--- start RECORD SET ---
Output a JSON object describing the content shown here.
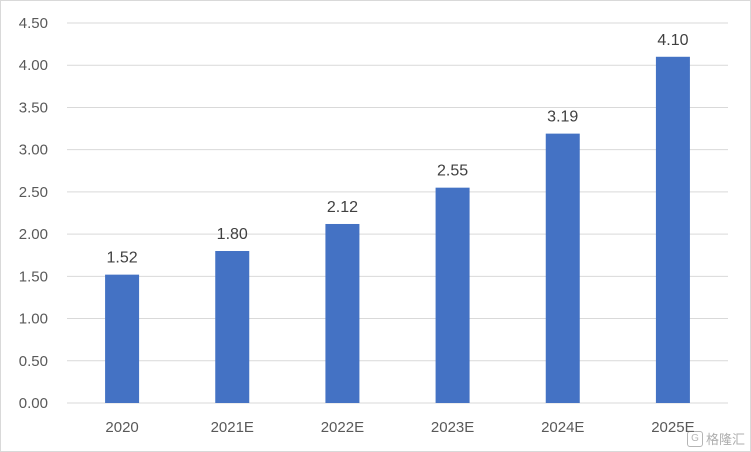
{
  "chart_data": {
    "type": "bar",
    "categories": [
      "2020",
      "2021E",
      "2022E",
      "2023E",
      "2024E",
      "2025E"
    ],
    "values": [
      1.52,
      1.8,
      2.12,
      2.55,
      3.19,
      4.1
    ],
    "data_labels": [
      "1.52",
      "1.80",
      "2.12",
      "2.55",
      "3.19",
      "4.10"
    ],
    "ylim": [
      0,
      4.5
    ],
    "y_ticks": [
      "0.00",
      "0.50",
      "1.00",
      "1.50",
      "2.00",
      "2.50",
      "3.00",
      "3.50",
      "4.00",
      "4.50"
    ],
    "y_tick_values": [
      0,
      0.5,
      1.0,
      1.5,
      2.0,
      2.5,
      3.0,
      3.5,
      4.0,
      4.5
    ],
    "grid": true,
    "legend": "none",
    "bar_color": "#4472C4",
    "grid_color": "#d9d9d9"
  },
  "watermark": {
    "icon": "G",
    "text": "格隆汇"
  }
}
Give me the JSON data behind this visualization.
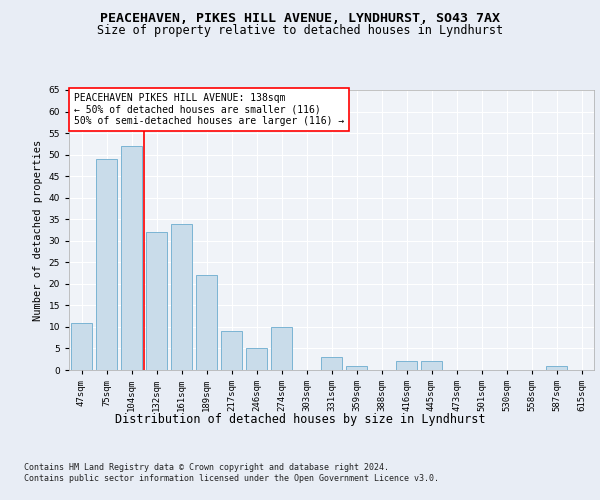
{
  "title1": "PEACEHAVEN, PIKES HILL AVENUE, LYNDHURST, SO43 7AX",
  "title2": "Size of property relative to detached houses in Lyndhurst",
  "xlabel": "Distribution of detached houses by size in Lyndhurst",
  "ylabel": "Number of detached properties",
  "categories": [
    "47sqm",
    "75sqm",
    "104sqm",
    "132sqm",
    "161sqm",
    "189sqm",
    "217sqm",
    "246sqm",
    "274sqm",
    "303sqm",
    "331sqm",
    "359sqm",
    "388sqm",
    "416sqm",
    "445sqm",
    "473sqm",
    "501sqm",
    "530sqm",
    "558sqm",
    "587sqm",
    "615sqm"
  ],
  "values": [
    11,
    49,
    52,
    32,
    34,
    22,
    9,
    5,
    10,
    0,
    3,
    1,
    0,
    2,
    2,
    0,
    0,
    0,
    0,
    1,
    0
  ],
  "bar_color": "#c9dcea",
  "bar_edge_color": "#7ab4d4",
  "vline_color": "red",
  "vline_index": 2.5,
  "annotation_text": "PEACEHAVEN PIKES HILL AVENUE: 138sqm\n← 50% of detached houses are smaller (116)\n50% of semi-detached houses are larger (116) →",
  "annotation_box_color": "white",
  "annotation_box_edge": "red",
  "ylim": [
    0,
    65
  ],
  "yticks": [
    0,
    5,
    10,
    15,
    20,
    25,
    30,
    35,
    40,
    45,
    50,
    55,
    60,
    65
  ],
  "bg_color": "#e8edf5",
  "plot_bg_color": "#f0f3f8",
  "footer1": "Contains HM Land Registry data © Crown copyright and database right 2024.",
  "footer2": "Contains public sector information licensed under the Open Government Licence v3.0.",
  "title1_fontsize": 9.5,
  "title2_fontsize": 8.5,
  "xlabel_fontsize": 8.5,
  "ylabel_fontsize": 7.5,
  "tick_fontsize": 6.5,
  "annotation_fontsize": 7,
  "footer_fontsize": 6
}
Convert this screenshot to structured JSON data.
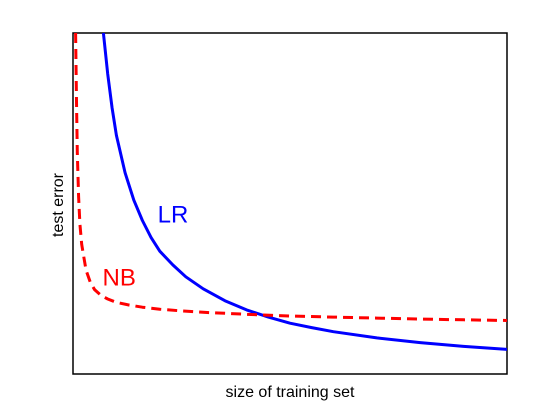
{
  "chart_data": {
    "type": "line",
    "title": "",
    "xlabel": "size of training set",
    "ylabel": "test error",
    "x_ticks_shown": false,
    "y_ticks_shown": false,
    "grid": false,
    "legend": "none (series labeled inline next to curves)",
    "xlim": [
      0,
      100
    ],
    "ylim": [
      0,
      100
    ],
    "series": [
      {
        "name": "LR",
        "color": "#0000ff",
        "line_style": "solid",
        "points": [
          {
            "x": 7,
            "y": 100
          },
          {
            "x": 8,
            "y": 88
          },
          {
            "x": 9,
            "y": 78
          },
          {
            "x": 10,
            "y": 70
          },
          {
            "x": 12,
            "y": 59
          },
          {
            "x": 14,
            "y": 51
          },
          {
            "x": 16,
            "y": 45
          },
          {
            "x": 18,
            "y": 40
          },
          {
            "x": 20,
            "y": 36
          },
          {
            "x": 23,
            "y": 32
          },
          {
            "x": 26,
            "y": 28.5
          },
          {
            "x": 30,
            "y": 25
          },
          {
            "x": 35,
            "y": 21.5
          },
          {
            "x": 40,
            "y": 18.8
          },
          {
            "x": 45,
            "y": 16.7
          },
          {
            "x": 50,
            "y": 14.9
          },
          {
            "x": 55,
            "y": 13.6
          },
          {
            "x": 60,
            "y": 12.4
          },
          {
            "x": 70,
            "y": 10.6
          },
          {
            "x": 80,
            "y": 9.2
          },
          {
            "x": 90,
            "y": 8.1
          },
          {
            "x": 100,
            "y": 7.2
          }
        ]
      },
      {
        "name": "NB",
        "color": "#ff0000",
        "line_style": "dashed",
        "points": [
          {
            "x": 0.6,
            "y": 100
          },
          {
            "x": 0.8,
            "y": 80
          },
          {
            "x": 1,
            "y": 65
          },
          {
            "x": 1.3,
            "y": 52
          },
          {
            "x": 1.6,
            "y": 44
          },
          {
            "x": 2,
            "y": 38
          },
          {
            "x": 3,
            "y": 30.5
          },
          {
            "x": 4,
            "y": 26.8
          },
          {
            "x": 5,
            "y": 24.7
          },
          {
            "x": 6.5,
            "y": 23
          },
          {
            "x": 8,
            "y": 22
          },
          {
            "x": 10,
            "y": 21
          },
          {
            "x": 13,
            "y": 20.2
          },
          {
            "x": 16,
            "y": 19.6
          },
          {
            "x": 20,
            "y": 19
          },
          {
            "x": 25,
            "y": 18.5
          },
          {
            "x": 30,
            "y": 18.1
          },
          {
            "x": 40,
            "y": 17.5
          },
          {
            "x": 50,
            "y": 17
          },
          {
            "x": 60,
            "y": 16.7
          },
          {
            "x": 70,
            "y": 16.4
          },
          {
            "x": 80,
            "y": 16.1
          },
          {
            "x": 90,
            "y": 15.9
          },
          {
            "x": 100,
            "y": 15.7
          }
        ]
      }
    ],
    "annotations": [
      {
        "text": "LR",
        "series": "LR",
        "x": 19.5,
        "y": 44.5
      },
      {
        "text": "NB",
        "series": "NB",
        "x": 6.8,
        "y": 26
      }
    ]
  }
}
--- end RECORD SET ---
◆ **EXERCISE INSTRUCTIONS**: Reproduce each entry verbatim, excluding any embedded images.

◆ **EXERCISE RESPONSE**:
Output a JSON object describing the content shown here.
{
  "chart_data": {
    "type": "bar",
    "categories": [
      "2020",
      "2021E",
      "2022E",
      "2023E",
      "2024E",
      "2025E"
    ],
    "values": [
      1.52,
      1.8,
      2.12,
      2.55,
      3.19,
      4.1
    ],
    "data_labels": [
      "1.52",
      "1.80",
      "2.12",
      "2.55",
      "3.19",
      "4.10"
    ],
    "ylim": [
      0,
      4.5
    ],
    "y_ticks": [
      "0.00",
      "0.50",
      "1.00",
      "1.50",
      "2.00",
      "2.50",
      "3.00",
      "3.50",
      "4.00",
      "4.50"
    ],
    "y_tick_values": [
      0,
      0.5,
      1.0,
      1.5,
      2.0,
      2.5,
      3.0,
      3.5,
      4.0,
      4.5
    ],
    "grid": true,
    "legend": "none",
    "bar_color": "#4472C4",
    "grid_color": "#d9d9d9"
  },
  "watermark": {
    "icon": "G",
    "text": "格隆汇"
  }
}
Give me the JSON data behind this visualization.
{
  "title1": "PEACEHAVEN, PIKES HILL AVENUE, LYNDHURST, SO43 7AX",
  "title2": "Size of property relative to detached houses in Lyndhurst",
  "xlabel": "Distribution of detached houses by size in Lyndhurst",
  "ylabel": "Number of detached properties",
  "categories": [
    "47sqm",
    "75sqm",
    "104sqm",
    "132sqm",
    "161sqm",
    "189sqm",
    "217sqm",
    "246sqm",
    "274sqm",
    "303sqm",
    "331sqm",
    "359sqm",
    "388sqm",
    "416sqm",
    "445sqm",
    "473sqm",
    "501sqm",
    "530sqm",
    "558sqm",
    "587sqm",
    "615sqm"
  ],
  "values": [
    11,
    49,
    52,
    32,
    34,
    22,
    9,
    5,
    10,
    0,
    3,
    1,
    0,
    2,
    2,
    0,
    0,
    0,
    0,
    1,
    0
  ],
  "bar_color": "#c9dcea",
  "bar_edge_color": "#7ab4d4",
  "vline_color": "red",
  "vline_index": 2.5,
  "annotation_text": "PEACEHAVEN PIKES HILL AVENUE: 138sqm\n← 50% of detached houses are smaller (116)\n50% of semi-detached houses are larger (116) →",
  "annotation_box_color": "white",
  "annotation_box_edge": "red",
  "ylim": [
    0,
    65
  ],
  "yticks": [
    0,
    5,
    10,
    15,
    20,
    25,
    30,
    35,
    40,
    45,
    50,
    55,
    60,
    65
  ],
  "bg_color": "#e8edf5",
  "plot_bg_color": "#f0f3f8",
  "footer1": "Contains HM Land Registry data © Crown copyright and database right 2024.",
  "footer2": "Contains public sector information licensed under the Open Government Licence v3.0.",
  "title1_fontsize": 9.5,
  "title2_fontsize": 8.5,
  "xlabel_fontsize": 8.5,
  "ylabel_fontsize": 7.5,
  "tick_fontsize": 6.5,
  "annotation_fontsize": 7,
  "footer_fontsize": 6
}
Convert this screenshot to structured JSON data.
{
  "chart_data": {
    "type": "line",
    "title": "",
    "xlabel": "size of training set",
    "ylabel": "test error",
    "x_ticks_shown": false,
    "y_ticks_shown": false,
    "grid": false,
    "legend": "none (series labeled inline next to curves)",
    "xlim": [
      0,
      100
    ],
    "ylim": [
      0,
      100
    ],
    "series": [
      {
        "name": "LR",
        "color": "#0000ff",
        "line_style": "solid",
        "points": [
          {
            "x": 7,
            "y": 100
          },
          {
            "x": 8,
            "y": 88
          },
          {
            "x": 9,
            "y": 78
          },
          {
            "x": 10,
            "y": 70
          },
          {
            "x": 12,
            "y": 59
          },
          {
            "x": 14,
            "y": 51
          },
          {
            "x": 16,
            "y": 45
          },
          {
            "x": 18,
            "y": 40
          },
          {
            "x": 20,
            "y": 36
          },
          {
            "x": 23,
            "y": 32
          },
          {
            "x": 26,
            "y": 28.5
          },
          {
            "x": 30,
            "y": 25
          },
          {
            "x": 35,
            "y": 21.5
          },
          {
            "x": 40,
            "y": 18.8
          },
          {
            "x": 45,
            "y": 16.7
          },
          {
            "x": 50,
            "y": 14.9
          },
          {
            "x": 55,
            "y": 13.6
          },
          {
            "x": 60,
            "y": 12.4
          },
          {
            "x": 70,
            "y": 10.6
          },
          {
            "x": 80,
            "y": 9.2
          },
          {
            "x": 90,
            "y": 8.1
          },
          {
            "x": 100,
            "y": 7.2
          }
        ]
      },
      {
        "name": "NB",
        "color": "#ff0000",
        "line_style": "dashed",
        "points": [
          {
            "x": 0.6,
            "y": 100
          },
          {
            "x": 0.8,
            "y": 80
          },
          {
            "x": 1,
            "y": 65
          },
          {
            "x": 1.3,
            "y": 52
          },
          {
            "x": 1.6,
            "y": 44
          },
          {
            "x": 2,
            "y": 38
          },
          {
            "x": 3,
            "y": 30.5
          },
          {
            "x": 4,
            "y": 26.8
          },
          {
            "x": 5,
            "y": 24.7
          },
          {
            "x": 6.5,
            "y": 23
          },
          {
            "x": 8,
            "y": 22
          },
          {
            "x": 10,
            "y": 21
          },
          {
            "x": 13,
            "y": 20.2
          },
          {
            "x": 16,
            "y": 19.6
          },
          {
            "x": 20,
            "y": 19
          },
          {
            "x": 25,
            "y": 18.5
          },
          {
            "x": 30,
            "y": 18.1
          },
          {
            "x": 40,
            "y": 17.5
          },
          {
            "x": 50,
            "y": 17
          },
          {
            "x": 60,
            "y": 16.7
          },
          {
            "x": 70,
            "y": 16.4
          },
          {
            "x": 80,
            "y": 16.1
          },
          {
            "x": 90,
            "y": 15.9
          },
          {
            "x": 100,
            "y": 15.7
          }
        ]
      }
    ],
    "annotations": [
      {
        "text": "LR",
        "series": "LR",
        "x": 19.5,
        "y": 44.5
      },
      {
        "text": "NB",
        "series": "NB",
        "x": 6.8,
        "y": 26
      }
    ]
  }
}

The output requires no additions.